Data extracted from a collection:
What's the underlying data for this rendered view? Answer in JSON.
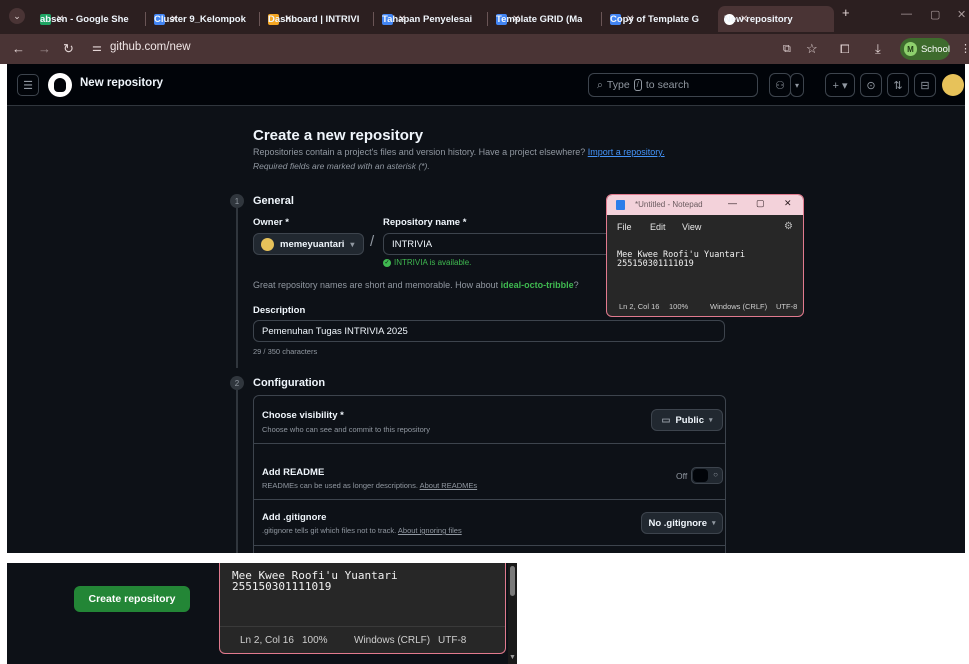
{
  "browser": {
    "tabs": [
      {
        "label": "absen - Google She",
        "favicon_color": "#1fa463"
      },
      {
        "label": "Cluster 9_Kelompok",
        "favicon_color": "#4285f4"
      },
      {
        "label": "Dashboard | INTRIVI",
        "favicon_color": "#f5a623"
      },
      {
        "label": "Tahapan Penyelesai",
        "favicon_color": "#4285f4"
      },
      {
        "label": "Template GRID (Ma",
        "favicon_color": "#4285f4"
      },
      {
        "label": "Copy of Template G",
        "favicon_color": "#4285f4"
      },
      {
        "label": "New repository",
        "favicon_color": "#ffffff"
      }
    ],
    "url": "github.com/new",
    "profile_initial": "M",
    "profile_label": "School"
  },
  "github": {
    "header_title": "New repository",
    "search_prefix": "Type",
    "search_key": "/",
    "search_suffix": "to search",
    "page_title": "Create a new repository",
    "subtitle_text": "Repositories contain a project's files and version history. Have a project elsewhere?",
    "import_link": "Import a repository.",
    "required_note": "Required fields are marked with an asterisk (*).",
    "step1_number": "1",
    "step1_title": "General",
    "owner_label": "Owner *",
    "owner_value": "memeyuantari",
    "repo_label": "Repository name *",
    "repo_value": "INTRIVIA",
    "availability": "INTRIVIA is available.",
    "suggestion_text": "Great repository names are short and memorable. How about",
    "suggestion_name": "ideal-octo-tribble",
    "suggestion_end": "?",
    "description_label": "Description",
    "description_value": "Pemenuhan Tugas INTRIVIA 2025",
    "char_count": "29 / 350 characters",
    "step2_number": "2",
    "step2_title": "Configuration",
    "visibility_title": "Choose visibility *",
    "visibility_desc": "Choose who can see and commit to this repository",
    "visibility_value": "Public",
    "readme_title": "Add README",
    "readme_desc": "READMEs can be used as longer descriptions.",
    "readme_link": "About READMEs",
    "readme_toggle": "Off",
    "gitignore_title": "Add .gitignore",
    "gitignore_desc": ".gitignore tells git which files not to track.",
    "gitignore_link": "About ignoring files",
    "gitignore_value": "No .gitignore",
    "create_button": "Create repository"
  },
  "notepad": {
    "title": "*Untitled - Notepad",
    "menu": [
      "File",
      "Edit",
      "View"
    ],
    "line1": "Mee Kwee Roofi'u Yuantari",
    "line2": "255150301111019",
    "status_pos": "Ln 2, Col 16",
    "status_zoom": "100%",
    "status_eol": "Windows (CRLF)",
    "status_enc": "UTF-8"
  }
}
...
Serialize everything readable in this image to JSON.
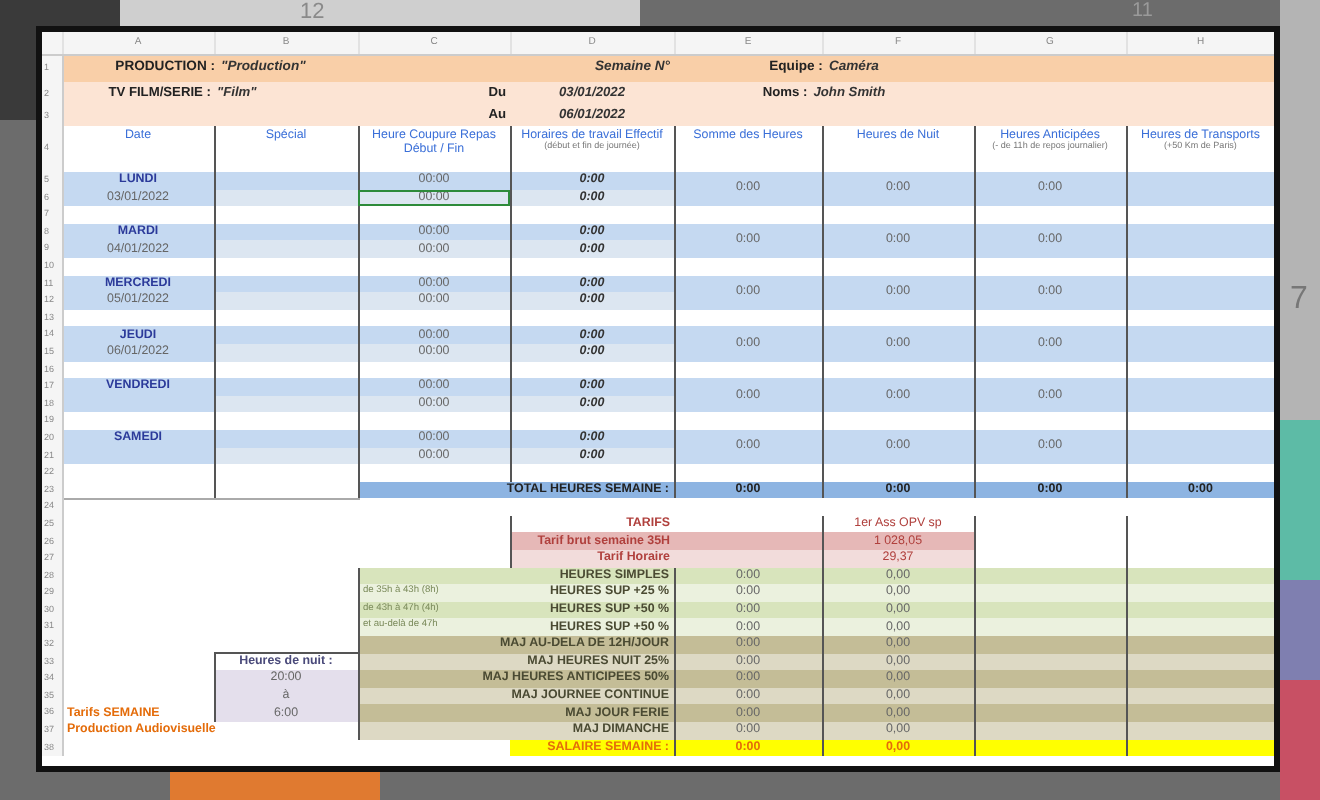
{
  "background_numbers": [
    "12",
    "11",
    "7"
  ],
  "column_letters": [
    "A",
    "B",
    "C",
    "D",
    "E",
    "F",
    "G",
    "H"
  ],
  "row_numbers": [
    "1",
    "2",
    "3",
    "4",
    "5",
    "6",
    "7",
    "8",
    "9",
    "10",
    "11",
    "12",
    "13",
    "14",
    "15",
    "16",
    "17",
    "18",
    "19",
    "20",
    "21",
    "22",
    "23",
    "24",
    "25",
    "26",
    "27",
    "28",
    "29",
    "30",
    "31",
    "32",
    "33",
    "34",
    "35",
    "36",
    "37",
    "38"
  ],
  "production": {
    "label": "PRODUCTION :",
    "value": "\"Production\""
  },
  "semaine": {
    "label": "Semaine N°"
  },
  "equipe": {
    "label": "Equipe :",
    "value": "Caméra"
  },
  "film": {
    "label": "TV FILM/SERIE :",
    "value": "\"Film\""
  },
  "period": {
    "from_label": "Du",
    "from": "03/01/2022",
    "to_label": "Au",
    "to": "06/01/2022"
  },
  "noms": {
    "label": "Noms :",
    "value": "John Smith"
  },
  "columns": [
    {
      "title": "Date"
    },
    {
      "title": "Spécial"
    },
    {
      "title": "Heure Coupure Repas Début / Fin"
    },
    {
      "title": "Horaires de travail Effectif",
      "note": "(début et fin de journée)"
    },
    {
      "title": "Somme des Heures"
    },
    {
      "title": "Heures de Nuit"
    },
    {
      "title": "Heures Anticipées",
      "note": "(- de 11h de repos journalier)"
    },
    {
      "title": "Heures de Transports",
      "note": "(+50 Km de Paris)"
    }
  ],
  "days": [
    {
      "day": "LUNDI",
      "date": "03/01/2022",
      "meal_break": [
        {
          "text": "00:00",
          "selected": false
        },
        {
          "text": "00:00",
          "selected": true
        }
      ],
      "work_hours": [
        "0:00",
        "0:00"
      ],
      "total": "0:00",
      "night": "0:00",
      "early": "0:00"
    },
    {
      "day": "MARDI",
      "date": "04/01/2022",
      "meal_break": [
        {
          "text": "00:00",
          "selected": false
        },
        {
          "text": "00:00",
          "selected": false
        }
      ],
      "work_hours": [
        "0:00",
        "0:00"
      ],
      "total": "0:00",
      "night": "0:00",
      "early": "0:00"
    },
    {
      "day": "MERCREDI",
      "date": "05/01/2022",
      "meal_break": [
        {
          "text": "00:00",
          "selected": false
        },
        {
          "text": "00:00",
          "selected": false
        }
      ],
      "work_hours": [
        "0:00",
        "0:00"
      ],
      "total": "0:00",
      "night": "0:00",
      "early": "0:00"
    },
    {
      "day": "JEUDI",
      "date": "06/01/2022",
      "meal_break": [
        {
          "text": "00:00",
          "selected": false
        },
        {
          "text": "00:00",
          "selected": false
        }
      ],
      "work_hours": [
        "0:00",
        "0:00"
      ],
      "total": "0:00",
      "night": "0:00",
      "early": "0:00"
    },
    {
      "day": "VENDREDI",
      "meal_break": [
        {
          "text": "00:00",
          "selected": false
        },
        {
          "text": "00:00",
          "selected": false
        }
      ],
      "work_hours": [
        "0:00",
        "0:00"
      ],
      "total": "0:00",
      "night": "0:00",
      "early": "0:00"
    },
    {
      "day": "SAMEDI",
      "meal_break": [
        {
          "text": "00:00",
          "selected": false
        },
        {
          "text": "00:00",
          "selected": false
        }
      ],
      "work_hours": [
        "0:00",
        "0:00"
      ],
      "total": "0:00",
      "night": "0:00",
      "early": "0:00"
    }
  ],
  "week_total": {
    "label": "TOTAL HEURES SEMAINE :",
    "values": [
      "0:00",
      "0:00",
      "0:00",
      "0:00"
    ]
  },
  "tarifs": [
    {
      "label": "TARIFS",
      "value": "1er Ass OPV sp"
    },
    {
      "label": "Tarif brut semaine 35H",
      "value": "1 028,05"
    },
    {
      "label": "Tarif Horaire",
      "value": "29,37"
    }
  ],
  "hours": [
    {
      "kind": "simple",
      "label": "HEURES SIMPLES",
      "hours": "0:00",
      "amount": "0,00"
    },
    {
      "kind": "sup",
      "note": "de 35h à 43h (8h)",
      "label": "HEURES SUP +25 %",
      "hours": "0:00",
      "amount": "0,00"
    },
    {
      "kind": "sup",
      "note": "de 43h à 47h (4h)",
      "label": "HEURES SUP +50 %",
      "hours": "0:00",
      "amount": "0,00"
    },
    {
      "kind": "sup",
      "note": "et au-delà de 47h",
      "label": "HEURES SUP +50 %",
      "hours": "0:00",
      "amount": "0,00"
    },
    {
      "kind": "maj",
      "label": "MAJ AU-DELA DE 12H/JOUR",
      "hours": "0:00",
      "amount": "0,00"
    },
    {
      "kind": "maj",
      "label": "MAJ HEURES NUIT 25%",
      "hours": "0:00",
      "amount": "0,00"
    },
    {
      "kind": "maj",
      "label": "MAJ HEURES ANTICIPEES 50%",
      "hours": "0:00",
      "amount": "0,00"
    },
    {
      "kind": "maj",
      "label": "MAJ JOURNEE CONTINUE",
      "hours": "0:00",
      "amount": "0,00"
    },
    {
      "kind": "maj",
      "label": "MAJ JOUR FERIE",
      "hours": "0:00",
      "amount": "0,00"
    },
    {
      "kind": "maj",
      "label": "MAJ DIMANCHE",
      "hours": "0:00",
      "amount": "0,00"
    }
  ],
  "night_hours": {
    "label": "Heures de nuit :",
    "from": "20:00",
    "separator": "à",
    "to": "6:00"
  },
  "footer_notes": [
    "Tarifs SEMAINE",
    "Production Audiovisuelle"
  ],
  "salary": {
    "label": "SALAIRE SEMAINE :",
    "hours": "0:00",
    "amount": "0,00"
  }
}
---
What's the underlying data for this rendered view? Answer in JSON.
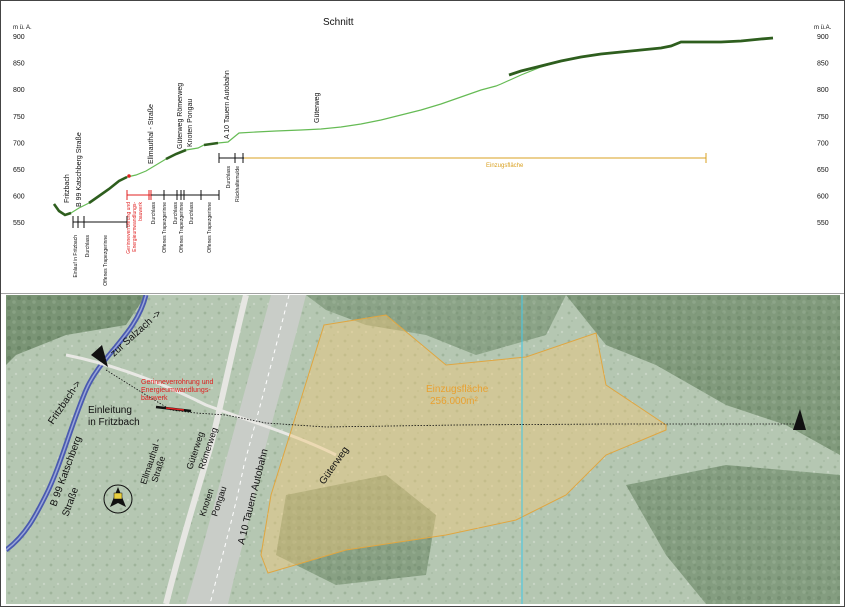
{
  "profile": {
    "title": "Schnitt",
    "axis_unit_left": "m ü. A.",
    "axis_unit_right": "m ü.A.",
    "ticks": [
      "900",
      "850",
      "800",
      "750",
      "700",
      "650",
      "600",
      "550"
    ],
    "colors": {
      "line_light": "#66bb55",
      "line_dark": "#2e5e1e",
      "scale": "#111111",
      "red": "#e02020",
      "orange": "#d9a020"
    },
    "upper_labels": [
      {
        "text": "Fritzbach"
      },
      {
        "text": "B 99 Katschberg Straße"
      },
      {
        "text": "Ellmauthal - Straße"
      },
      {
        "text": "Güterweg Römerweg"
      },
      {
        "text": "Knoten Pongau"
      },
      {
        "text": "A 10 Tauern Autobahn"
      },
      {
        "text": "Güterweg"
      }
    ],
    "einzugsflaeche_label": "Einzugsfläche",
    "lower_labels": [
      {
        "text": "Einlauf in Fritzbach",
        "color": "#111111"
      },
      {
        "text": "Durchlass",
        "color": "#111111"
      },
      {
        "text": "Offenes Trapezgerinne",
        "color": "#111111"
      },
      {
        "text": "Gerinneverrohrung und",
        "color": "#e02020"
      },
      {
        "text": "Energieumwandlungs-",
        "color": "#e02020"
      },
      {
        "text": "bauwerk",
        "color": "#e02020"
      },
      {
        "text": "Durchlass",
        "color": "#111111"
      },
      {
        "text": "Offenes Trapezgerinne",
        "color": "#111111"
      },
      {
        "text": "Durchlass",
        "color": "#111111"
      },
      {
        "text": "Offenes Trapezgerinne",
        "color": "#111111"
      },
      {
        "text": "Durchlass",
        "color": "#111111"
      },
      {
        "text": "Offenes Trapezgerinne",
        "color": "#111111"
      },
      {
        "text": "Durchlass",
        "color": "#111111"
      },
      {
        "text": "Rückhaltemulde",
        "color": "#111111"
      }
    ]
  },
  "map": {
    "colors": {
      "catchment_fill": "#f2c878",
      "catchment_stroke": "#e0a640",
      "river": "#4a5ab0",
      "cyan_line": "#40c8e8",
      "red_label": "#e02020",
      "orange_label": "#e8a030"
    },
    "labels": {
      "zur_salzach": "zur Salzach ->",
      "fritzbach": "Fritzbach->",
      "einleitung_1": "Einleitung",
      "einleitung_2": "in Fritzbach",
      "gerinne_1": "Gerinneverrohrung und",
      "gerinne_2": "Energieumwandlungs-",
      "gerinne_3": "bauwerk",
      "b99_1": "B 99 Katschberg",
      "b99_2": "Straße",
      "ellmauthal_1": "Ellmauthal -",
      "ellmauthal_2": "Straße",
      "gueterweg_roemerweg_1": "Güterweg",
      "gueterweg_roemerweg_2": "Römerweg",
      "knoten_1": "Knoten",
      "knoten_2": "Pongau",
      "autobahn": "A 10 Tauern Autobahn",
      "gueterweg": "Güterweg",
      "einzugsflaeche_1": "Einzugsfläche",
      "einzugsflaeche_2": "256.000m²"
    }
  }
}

Task directions.
Pick out and copy the lines of the entries that hold the string "Tauern".

Completed task.
        "text": "A 10 Tauern Autobahn"
      "autobahn": "A 10 Tauern Autobahn",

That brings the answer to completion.